◆ **EXERCISE 1**
Can you print the passage on drug pricing and patient groups word for word, starting with "Geissler further questions" and going on through "findings being published."?
◆ **EXERCISE 2**
Answer these questions about the passage on drug pricing and patient groups:
(a) What does the abbreviation CAVOD stand for?
(b) Which patient group is named as one of the key players in CAVOD?
(c) What short name does Germany's Federal Joint Committee go by?

◆ **EXCERPTED PASSAGE**
-=-=-=-=-

Low adds that patient groups can provide expertise and dialogue if engaged early, and that a collaborative approach will lead to accessing a market quicker and companies being able to recoup investment faster.

Geissler points to the Clinical Added Value of Orphan Drugs (CAVOD) organization as a great example of how patient groups can help bridge the gap between centralized approval and local health technology assessment. CAVOD helps company ensure that their data already has health technology assessments in local markets in mind early in the development process. One of the key players in CAVOD is the patient group Rare Disease Europe, or Eurodis.

“These partnerships should not be particle physics,” says Low. “They can easily work with early engagement. But companies need to be willing to put the work and time in.”

Mitigating cost

One of the biggest points of contention between pharma and patients has historically been cost. No one’s blind to the fact that R&D costs money, nor is any one blind to the fact that pharma can be a very lucrative business. What patient groups tend to get irritated over is the divorce between value and price. Some drugs deliver very high value, come fully loaded with exceptional data, incremental benefit, and are fully differentiated from current drugs on the market. Those drugs should naturally cost more.

But other drugs, despite approval, are underwhelming, their data has not been collected well, there’s little to no proof of incremental benefit, and yet their cost is equally expensive. In the UK, for example, drug companies can freely set the price of their drugs “with very little thought about value and benefit to the taxpayer,” says Low. As a result, companies often price drugs to the maximum of what the market will sustain, regardless of the drug’s value.

“What’s fairer is value-based price,” continues Low, “where there’s some process by which we can understand true benefit and true value to patients and the healthcare system and give a price in relation to that.” 

This sentiment seems to be gaining traction. The National Institute for Health and Clinical Excellence (NICE) is currently toying with the idea of creating an independent pricing body for the UK, and that body would be responsible for determining value and ascribing price, rather than the companies themselves. Germany has already instituted a Federal Joint Committee (Der Gemeinsame Bundesausschuss, called G-BA for short) that represents a host of stakeholders and specifies which services in medical care will receive reimbursement and at what level in Germany.

Low concedes that as these bodies come into being, they need to be able to set prices within a robust methodology and robust model; otherwise, deliberations could easily get bogged down and add several months or years onto already length regulatory processes.

“Value-based pricing is the holy grail,” he says, “but it’s complex and not without pitfalls. It’s one of these ideas that if done correctly will be in everyone’s best interest and will revolutionize healthcare. But if done badly, it will leave things much, much worse. So the stakes are pretty high.”

Geissler further questions the notion of a truly ‘independent body.’ Those that are close to governmental agencies have an interest in healthcare budgets. Industry feels responsible for revenue and bottom lines. Patient groups feel responsible for patients and preventing deaths from lack of access and excess cost. Academia has interest in high-impact publications and has little interest in negative findings being published.

“So who’s a neutral party who can do independent reviews of pricing?” he asks.“It needs to be a decision taken jointly by all involved stakeholders, including patients.” If pricing becomes jointly determined, the need to prove incremental benefit and QoL will further gain in importance, making patient groups a key partner for pharma moving forward.

-=-=-=-=-

[Structured page parsing data]
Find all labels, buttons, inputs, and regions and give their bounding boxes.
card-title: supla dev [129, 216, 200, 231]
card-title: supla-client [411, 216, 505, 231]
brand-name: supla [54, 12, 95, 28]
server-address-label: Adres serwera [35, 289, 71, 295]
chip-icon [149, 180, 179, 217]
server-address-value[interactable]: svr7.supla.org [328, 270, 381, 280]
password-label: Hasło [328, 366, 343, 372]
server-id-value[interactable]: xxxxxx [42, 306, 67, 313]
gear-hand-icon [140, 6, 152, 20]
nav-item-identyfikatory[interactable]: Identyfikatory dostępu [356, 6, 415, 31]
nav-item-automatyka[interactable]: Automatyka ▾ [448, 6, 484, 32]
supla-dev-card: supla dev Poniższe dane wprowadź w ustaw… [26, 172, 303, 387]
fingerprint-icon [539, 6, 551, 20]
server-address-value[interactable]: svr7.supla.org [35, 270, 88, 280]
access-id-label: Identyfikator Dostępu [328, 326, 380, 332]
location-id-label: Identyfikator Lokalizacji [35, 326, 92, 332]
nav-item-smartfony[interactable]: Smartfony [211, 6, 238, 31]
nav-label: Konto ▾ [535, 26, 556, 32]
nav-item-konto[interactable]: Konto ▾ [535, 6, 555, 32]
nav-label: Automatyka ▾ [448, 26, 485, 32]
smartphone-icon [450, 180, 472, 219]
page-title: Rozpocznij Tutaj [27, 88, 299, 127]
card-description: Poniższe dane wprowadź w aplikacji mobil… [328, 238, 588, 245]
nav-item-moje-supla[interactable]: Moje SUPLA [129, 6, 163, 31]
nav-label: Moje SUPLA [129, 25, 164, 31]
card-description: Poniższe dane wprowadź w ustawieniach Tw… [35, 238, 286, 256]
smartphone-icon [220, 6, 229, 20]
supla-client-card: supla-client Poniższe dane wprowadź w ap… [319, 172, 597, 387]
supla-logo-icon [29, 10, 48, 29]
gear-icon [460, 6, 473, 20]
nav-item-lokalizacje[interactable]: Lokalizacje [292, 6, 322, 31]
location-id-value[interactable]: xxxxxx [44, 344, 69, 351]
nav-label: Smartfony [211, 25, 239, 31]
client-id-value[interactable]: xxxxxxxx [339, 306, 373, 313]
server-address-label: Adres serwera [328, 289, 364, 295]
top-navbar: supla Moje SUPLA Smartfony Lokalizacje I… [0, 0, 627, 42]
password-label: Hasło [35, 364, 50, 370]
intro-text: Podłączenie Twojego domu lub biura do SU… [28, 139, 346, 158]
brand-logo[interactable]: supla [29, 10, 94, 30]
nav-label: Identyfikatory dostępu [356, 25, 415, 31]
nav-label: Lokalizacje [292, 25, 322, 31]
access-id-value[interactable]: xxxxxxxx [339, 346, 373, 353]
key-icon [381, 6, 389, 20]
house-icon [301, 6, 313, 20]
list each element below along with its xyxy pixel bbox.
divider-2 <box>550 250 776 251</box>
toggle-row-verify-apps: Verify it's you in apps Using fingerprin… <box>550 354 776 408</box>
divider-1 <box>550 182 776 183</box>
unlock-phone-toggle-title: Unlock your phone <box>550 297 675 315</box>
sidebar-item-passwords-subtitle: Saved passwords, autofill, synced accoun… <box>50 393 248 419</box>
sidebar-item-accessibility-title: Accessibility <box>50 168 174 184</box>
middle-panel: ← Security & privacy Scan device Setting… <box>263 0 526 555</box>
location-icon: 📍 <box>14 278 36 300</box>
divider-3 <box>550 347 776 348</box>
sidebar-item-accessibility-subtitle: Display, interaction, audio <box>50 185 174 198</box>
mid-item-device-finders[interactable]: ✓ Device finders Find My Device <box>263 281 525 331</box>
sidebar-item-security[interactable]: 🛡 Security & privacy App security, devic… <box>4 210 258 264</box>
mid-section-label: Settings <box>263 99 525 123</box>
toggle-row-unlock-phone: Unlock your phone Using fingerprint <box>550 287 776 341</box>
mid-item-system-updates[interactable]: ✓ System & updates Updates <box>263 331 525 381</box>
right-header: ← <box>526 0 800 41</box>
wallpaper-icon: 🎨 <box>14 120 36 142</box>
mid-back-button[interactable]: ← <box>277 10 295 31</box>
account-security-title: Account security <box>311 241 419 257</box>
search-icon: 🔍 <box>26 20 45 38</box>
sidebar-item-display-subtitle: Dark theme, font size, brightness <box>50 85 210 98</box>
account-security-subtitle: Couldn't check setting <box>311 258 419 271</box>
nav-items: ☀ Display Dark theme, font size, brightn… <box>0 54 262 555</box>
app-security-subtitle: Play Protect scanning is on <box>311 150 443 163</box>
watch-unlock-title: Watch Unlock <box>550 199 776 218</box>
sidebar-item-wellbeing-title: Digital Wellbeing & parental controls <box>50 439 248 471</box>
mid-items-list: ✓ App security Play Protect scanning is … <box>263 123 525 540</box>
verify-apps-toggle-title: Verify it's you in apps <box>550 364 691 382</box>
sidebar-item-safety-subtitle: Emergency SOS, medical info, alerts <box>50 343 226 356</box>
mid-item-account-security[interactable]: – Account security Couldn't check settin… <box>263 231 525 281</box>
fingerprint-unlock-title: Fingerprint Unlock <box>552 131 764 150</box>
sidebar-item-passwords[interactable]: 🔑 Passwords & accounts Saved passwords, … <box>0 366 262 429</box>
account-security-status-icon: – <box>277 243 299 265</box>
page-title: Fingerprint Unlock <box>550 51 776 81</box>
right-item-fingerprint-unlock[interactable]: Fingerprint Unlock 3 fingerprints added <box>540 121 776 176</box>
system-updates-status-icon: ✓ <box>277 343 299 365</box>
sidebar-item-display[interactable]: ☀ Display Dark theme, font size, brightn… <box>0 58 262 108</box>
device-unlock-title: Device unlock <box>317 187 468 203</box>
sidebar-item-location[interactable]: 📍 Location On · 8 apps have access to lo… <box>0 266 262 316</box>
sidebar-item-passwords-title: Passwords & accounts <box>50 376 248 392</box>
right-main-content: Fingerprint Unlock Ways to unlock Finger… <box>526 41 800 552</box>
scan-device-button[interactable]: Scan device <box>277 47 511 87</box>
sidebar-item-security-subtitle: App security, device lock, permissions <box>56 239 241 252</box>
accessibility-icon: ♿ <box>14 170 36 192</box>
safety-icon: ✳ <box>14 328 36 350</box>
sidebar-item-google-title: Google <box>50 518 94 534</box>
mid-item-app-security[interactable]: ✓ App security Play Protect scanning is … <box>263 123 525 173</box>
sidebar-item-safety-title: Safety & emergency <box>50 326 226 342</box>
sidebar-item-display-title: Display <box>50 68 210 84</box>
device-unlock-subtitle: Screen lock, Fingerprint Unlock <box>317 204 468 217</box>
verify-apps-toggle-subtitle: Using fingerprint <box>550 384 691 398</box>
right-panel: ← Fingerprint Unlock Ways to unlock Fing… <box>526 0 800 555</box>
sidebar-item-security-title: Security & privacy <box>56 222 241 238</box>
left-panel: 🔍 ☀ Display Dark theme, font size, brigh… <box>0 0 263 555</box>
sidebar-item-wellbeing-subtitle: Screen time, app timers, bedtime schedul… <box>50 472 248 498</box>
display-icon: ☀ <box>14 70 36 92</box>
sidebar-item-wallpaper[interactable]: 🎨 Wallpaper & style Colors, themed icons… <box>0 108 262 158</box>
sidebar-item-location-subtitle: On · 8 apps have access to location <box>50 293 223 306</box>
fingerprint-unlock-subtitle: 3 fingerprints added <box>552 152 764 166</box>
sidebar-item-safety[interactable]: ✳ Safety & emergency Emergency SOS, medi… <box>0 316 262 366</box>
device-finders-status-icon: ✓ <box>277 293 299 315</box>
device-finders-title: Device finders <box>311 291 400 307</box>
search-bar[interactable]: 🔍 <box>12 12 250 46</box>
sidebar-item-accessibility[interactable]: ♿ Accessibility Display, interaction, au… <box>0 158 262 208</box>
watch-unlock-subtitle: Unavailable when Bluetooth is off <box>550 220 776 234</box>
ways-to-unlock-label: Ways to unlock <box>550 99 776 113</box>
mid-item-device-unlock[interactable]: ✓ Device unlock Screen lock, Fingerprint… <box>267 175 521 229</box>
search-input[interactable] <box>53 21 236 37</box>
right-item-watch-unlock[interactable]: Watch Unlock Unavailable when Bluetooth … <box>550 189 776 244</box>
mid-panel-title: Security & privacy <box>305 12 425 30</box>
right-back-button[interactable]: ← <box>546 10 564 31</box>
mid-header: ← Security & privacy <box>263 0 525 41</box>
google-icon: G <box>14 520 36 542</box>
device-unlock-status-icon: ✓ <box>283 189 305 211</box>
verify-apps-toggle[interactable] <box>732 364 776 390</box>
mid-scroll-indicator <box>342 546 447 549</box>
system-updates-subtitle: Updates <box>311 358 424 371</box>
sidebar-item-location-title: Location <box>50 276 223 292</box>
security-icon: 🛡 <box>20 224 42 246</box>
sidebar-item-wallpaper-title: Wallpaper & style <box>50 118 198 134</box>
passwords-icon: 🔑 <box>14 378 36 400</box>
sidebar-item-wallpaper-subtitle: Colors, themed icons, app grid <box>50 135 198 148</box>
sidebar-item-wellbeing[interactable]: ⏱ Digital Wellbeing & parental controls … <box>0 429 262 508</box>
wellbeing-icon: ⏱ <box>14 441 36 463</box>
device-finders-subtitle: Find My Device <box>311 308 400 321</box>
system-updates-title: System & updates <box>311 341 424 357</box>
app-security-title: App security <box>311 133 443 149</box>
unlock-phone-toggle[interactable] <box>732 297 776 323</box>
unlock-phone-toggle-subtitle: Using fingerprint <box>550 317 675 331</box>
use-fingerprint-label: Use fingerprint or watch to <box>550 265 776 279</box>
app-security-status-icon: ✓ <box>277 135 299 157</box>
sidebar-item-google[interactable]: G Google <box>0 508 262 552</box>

-=-=-=-=-

◆ **FINAL ANSWER 1**
Geissler further questions the notion of a truly ‘independent body.’ Those that are close to governmental agencies have an interest in healthcare budgets. Industry feels responsible for revenue and bottom lines. Patient groups feel responsible for patients and preventing deaths from lack of access and excess cost. Academia has interest in high-impact publications and has little interest in negative findings being published.

◆ **FINAL ANSWER 2**
(a) Clinical Added Value of Orphan Drugs
(b) Rare Disease Europe, or Eurodis
(c) G-BA